*PROBLEM DETAILS*.
Report how many lines hold the word "JSON"; give nothing but the number.

(Stored data entries)
--- Begin ---

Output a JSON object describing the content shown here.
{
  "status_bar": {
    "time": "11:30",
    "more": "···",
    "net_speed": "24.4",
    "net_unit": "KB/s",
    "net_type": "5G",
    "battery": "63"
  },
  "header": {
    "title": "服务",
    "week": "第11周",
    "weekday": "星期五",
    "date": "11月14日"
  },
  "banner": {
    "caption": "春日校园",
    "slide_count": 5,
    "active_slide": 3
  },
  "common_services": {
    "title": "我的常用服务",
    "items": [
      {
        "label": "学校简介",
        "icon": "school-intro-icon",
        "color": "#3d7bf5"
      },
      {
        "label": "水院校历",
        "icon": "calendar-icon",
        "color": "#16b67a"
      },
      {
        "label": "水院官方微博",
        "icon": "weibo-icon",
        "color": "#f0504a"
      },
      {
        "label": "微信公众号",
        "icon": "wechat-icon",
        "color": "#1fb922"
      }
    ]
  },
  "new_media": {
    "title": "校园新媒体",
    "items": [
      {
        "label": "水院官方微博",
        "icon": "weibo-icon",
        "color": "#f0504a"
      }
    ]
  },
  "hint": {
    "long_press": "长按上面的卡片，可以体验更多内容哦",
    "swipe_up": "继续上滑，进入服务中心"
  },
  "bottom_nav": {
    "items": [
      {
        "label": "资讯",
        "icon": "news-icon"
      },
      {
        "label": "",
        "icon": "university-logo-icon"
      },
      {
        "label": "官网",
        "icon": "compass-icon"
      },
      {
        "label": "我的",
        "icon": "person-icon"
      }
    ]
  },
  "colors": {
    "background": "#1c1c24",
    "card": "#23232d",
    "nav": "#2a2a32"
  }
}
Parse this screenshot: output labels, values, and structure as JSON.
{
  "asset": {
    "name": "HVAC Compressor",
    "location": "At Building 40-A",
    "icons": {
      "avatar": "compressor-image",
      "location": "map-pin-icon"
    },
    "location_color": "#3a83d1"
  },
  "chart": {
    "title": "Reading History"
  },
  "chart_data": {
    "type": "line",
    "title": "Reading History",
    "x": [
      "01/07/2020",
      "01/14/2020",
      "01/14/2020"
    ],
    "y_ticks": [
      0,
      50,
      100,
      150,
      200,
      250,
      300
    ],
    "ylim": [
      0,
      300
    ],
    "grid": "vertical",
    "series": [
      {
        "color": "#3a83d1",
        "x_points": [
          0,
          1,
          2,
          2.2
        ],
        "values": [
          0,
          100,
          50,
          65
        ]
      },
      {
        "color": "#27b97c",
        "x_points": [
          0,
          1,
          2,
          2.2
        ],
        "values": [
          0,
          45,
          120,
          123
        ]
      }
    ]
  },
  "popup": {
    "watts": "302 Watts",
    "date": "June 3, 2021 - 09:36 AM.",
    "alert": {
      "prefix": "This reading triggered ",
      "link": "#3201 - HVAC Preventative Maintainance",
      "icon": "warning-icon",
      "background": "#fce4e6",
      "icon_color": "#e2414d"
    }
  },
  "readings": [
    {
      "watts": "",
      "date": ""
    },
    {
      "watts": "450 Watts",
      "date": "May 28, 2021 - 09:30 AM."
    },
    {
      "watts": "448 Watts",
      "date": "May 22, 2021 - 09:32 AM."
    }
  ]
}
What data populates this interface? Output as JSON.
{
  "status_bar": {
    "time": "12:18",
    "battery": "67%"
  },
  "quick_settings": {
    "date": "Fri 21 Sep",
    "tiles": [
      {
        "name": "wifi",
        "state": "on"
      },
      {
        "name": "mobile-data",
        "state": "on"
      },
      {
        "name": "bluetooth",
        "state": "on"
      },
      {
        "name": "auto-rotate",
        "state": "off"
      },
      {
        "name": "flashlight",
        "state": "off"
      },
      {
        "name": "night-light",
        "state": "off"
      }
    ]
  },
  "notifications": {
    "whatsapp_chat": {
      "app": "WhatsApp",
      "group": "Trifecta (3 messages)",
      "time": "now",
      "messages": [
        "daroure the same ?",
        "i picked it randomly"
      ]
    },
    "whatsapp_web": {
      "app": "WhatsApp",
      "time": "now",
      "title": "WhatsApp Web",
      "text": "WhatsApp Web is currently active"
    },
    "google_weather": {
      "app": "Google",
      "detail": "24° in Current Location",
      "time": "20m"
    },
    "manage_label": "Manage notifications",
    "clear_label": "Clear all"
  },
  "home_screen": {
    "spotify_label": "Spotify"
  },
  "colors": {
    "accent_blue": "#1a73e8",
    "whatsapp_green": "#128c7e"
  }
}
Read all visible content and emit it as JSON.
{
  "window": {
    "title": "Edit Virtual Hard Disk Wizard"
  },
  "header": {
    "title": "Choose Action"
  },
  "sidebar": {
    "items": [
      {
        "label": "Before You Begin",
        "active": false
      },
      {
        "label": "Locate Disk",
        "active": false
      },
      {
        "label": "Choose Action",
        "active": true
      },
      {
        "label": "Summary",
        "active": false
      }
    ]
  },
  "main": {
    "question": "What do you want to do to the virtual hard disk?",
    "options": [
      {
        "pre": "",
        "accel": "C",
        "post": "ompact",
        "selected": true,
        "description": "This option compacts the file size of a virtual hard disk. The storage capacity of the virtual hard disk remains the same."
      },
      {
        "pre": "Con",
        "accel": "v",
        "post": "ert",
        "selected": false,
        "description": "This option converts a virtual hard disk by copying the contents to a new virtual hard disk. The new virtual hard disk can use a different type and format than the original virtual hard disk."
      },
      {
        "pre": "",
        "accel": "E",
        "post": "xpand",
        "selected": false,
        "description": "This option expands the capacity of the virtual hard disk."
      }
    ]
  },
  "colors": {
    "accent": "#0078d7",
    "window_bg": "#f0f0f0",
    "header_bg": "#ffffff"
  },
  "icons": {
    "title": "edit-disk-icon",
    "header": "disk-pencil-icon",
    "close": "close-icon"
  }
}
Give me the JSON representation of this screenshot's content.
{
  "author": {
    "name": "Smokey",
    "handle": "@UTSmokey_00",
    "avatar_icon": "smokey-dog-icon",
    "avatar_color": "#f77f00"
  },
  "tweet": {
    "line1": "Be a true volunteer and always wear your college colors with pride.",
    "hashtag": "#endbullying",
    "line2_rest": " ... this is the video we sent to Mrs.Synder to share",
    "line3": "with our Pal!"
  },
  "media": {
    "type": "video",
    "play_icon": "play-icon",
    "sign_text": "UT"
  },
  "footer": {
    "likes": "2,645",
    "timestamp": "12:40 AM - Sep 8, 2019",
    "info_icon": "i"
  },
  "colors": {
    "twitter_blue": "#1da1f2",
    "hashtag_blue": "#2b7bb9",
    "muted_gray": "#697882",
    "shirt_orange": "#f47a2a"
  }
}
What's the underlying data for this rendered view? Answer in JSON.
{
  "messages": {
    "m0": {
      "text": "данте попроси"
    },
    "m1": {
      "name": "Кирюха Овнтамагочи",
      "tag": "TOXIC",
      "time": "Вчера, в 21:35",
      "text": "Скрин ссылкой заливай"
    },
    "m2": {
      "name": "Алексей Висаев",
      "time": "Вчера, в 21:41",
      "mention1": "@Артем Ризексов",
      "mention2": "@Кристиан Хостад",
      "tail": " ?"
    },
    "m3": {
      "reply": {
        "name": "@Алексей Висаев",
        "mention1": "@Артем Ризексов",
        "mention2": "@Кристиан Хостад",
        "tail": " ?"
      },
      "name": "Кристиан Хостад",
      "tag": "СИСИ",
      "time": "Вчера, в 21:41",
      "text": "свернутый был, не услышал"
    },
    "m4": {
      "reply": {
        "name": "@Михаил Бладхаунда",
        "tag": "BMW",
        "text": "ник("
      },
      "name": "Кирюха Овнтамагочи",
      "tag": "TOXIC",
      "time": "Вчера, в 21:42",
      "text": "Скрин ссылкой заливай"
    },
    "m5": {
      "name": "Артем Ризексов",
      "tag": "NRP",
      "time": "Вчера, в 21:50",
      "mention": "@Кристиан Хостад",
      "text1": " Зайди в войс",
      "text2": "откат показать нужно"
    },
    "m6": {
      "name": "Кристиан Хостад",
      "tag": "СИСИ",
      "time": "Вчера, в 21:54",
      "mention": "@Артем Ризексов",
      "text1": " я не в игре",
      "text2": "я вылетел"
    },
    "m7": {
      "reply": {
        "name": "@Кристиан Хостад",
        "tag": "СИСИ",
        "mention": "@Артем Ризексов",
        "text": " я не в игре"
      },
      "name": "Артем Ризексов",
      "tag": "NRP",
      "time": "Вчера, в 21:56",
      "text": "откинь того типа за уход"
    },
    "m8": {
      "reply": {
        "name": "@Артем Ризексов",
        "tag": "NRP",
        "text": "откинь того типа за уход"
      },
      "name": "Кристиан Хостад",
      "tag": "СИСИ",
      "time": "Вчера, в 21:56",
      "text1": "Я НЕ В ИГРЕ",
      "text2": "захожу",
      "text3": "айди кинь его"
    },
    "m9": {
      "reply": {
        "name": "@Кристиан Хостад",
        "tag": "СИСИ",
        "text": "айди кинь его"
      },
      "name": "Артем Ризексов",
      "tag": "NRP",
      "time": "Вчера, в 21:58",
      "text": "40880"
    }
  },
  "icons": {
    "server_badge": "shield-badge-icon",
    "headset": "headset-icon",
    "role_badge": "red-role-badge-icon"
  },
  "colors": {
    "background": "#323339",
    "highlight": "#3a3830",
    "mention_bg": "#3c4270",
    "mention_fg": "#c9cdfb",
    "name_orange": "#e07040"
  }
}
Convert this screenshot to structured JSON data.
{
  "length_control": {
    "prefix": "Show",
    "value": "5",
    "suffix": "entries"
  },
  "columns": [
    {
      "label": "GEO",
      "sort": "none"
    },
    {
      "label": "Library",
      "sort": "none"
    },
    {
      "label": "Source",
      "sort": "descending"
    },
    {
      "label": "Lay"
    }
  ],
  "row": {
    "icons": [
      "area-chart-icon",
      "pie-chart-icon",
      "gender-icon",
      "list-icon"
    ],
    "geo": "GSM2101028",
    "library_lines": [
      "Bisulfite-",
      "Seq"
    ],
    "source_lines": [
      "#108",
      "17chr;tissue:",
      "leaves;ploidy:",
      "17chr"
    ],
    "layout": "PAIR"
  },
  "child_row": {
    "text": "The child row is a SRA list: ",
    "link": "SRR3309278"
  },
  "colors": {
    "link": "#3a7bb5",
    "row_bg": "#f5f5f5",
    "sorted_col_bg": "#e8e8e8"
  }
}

--- End ---

*SOLUTION FOR THIS PROBLEM*.
7